Data listing

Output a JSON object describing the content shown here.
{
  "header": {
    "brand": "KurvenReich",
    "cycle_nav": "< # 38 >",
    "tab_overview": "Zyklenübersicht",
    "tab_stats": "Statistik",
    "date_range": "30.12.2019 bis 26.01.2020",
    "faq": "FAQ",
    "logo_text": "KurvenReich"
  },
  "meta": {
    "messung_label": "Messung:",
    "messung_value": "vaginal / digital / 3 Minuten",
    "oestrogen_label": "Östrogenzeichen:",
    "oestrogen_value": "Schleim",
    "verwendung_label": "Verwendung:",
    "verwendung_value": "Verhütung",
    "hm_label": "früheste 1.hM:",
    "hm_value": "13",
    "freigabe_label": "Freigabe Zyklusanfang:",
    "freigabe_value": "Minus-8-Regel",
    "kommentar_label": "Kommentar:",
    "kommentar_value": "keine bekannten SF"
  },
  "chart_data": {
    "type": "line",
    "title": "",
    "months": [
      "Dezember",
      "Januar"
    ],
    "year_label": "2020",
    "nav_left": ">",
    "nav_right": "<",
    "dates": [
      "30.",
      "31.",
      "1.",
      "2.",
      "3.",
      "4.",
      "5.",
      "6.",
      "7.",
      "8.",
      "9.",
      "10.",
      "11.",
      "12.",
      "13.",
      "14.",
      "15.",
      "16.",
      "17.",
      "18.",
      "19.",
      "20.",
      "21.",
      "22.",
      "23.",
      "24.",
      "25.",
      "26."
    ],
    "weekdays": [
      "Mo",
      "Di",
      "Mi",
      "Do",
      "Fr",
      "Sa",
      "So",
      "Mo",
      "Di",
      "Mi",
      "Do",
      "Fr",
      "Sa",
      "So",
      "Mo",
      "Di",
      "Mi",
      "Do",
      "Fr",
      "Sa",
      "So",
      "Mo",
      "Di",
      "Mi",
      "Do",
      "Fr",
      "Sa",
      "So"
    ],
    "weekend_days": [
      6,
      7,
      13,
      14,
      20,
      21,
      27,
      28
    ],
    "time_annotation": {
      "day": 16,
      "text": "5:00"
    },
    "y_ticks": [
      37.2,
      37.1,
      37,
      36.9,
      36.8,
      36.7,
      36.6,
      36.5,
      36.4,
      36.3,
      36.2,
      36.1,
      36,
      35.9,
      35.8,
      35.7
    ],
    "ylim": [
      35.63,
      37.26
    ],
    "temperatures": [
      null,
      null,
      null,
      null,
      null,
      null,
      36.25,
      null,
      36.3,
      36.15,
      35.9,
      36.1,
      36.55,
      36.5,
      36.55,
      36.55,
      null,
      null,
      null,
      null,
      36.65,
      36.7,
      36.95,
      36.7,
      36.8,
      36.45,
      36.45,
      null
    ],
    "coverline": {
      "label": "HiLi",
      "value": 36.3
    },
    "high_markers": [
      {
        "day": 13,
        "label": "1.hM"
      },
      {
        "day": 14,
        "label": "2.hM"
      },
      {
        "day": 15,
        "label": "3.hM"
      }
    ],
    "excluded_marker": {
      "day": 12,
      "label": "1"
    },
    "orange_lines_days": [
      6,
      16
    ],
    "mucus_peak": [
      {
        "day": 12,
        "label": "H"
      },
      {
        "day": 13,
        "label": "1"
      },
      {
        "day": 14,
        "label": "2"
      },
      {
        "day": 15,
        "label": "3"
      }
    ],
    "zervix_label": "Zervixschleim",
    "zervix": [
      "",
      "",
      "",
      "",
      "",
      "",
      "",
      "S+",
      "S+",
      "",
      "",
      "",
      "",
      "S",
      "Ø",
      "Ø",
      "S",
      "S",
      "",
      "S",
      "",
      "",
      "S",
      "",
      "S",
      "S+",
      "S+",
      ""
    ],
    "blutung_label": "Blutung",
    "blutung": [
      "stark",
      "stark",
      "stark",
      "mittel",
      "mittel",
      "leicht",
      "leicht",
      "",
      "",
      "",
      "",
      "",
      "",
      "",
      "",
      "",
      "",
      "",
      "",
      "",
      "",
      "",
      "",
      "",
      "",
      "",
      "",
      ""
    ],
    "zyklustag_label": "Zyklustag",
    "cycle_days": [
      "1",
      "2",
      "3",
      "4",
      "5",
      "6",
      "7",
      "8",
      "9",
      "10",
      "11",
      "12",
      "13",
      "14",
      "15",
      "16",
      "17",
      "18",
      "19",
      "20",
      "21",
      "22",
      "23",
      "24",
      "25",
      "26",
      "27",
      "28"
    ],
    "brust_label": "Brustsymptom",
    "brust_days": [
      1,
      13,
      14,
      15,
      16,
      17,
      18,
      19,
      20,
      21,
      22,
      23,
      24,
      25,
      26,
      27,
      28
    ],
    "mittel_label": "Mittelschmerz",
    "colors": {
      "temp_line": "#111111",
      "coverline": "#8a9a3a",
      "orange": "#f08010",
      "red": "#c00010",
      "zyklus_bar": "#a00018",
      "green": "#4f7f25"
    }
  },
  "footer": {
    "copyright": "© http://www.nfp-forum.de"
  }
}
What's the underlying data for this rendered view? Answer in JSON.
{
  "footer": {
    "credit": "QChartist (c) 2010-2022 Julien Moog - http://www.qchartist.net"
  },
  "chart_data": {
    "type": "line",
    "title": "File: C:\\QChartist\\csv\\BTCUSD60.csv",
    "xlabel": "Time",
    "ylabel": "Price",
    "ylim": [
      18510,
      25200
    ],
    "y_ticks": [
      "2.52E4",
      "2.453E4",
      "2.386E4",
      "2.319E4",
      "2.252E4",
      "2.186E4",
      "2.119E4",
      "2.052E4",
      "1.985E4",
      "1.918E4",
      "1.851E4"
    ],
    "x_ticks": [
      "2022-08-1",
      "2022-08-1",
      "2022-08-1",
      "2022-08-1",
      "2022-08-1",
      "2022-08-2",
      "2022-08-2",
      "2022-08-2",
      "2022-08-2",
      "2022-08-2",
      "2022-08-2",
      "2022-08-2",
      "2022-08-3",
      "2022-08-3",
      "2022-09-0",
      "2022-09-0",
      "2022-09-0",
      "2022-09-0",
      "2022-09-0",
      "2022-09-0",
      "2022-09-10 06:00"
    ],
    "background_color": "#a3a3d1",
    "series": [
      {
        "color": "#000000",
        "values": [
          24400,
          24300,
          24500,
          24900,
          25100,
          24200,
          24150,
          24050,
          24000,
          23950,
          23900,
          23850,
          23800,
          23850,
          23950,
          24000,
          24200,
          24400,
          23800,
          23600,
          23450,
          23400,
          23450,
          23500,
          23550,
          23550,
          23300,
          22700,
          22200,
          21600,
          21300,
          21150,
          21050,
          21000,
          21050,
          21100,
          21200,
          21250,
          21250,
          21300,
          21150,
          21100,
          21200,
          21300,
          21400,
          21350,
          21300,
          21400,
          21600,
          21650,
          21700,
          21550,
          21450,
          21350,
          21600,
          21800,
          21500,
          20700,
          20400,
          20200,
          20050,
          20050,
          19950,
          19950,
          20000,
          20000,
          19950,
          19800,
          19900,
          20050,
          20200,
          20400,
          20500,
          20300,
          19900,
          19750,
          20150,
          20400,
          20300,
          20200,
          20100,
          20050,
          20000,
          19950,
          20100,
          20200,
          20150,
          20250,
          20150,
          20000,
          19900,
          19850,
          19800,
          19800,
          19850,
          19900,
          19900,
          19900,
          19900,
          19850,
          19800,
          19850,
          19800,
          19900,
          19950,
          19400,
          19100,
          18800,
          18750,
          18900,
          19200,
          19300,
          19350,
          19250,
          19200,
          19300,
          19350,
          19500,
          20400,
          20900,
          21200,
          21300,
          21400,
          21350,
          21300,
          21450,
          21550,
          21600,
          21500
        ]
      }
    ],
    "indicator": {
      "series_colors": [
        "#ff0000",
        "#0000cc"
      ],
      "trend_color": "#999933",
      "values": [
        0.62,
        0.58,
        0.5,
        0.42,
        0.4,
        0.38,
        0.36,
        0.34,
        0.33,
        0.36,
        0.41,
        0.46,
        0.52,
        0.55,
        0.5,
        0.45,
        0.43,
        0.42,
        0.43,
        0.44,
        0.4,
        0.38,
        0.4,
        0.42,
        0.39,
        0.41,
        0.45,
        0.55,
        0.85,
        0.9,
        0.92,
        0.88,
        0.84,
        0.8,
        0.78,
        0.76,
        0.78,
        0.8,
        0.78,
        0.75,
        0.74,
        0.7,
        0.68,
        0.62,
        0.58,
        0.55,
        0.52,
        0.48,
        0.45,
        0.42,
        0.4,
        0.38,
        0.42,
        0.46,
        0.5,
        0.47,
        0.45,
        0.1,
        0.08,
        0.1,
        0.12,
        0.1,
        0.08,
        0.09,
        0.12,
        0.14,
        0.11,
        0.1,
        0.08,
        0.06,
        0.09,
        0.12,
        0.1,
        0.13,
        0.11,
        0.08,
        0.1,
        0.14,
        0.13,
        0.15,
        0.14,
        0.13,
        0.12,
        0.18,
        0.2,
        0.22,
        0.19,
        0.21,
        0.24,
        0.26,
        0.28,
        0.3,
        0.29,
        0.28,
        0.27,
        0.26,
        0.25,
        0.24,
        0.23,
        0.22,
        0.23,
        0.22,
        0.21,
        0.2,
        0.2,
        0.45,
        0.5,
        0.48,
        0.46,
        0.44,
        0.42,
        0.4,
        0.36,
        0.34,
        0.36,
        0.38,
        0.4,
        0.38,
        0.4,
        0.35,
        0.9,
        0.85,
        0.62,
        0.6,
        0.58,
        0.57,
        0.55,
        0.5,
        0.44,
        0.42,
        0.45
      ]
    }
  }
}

==

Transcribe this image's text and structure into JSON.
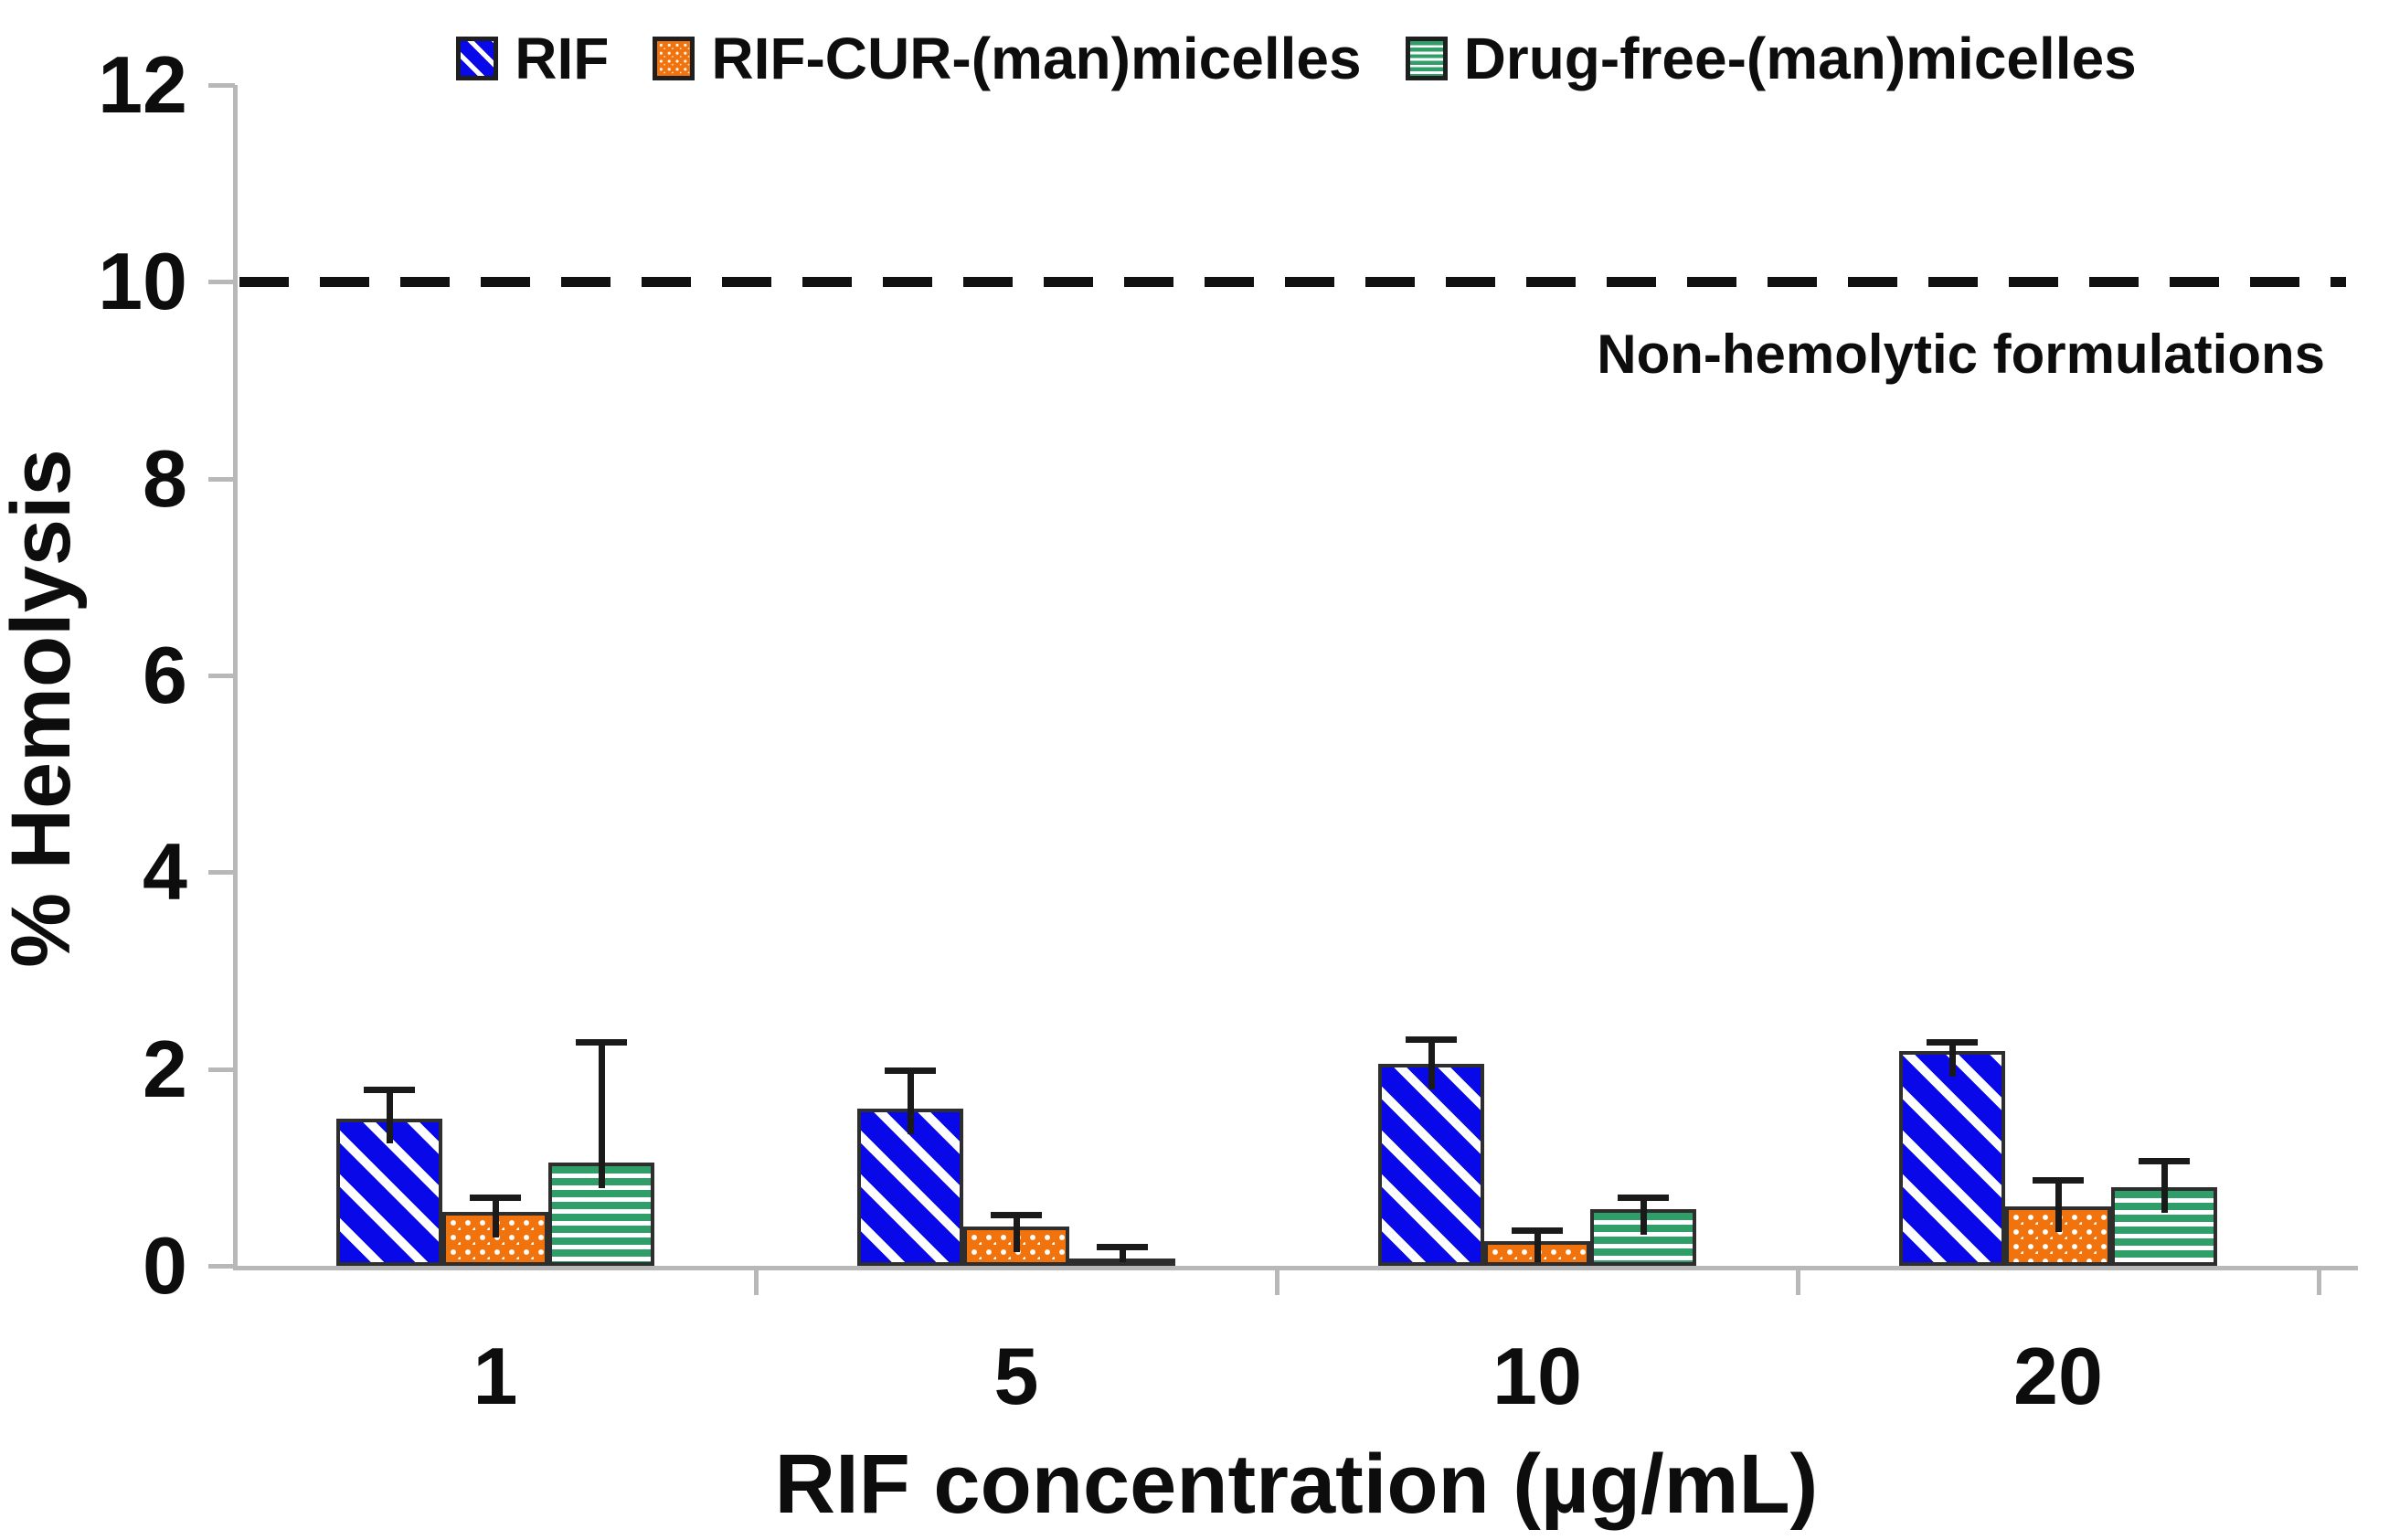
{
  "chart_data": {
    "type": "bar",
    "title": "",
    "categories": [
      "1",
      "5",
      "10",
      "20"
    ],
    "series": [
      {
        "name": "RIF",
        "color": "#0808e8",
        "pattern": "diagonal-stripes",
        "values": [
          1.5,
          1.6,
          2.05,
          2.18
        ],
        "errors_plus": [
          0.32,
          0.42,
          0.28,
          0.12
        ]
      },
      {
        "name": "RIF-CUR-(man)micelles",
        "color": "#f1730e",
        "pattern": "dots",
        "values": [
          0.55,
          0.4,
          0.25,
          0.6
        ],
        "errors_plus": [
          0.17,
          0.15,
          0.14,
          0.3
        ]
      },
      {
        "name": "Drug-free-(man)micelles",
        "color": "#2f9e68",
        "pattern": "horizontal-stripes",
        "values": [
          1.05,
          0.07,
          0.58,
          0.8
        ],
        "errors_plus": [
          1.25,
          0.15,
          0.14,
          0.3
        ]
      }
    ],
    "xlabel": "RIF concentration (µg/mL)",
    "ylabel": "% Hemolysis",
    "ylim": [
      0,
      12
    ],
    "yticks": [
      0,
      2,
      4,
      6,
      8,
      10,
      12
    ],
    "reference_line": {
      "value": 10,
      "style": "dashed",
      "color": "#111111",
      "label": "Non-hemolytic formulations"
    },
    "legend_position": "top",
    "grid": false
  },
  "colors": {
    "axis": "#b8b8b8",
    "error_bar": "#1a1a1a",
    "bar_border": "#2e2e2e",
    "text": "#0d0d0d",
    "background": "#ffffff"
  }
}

EXERCISE PROMPT
Copy out every line from the records that has the word "QChartist".

FINISHED TASK
    "credit": "QChartist (c) 2010-2022 Julien Moog - http://www.qchartist.net"
    "title": "File: C:\\QChartist\\csv\\BTCUSD60.csv",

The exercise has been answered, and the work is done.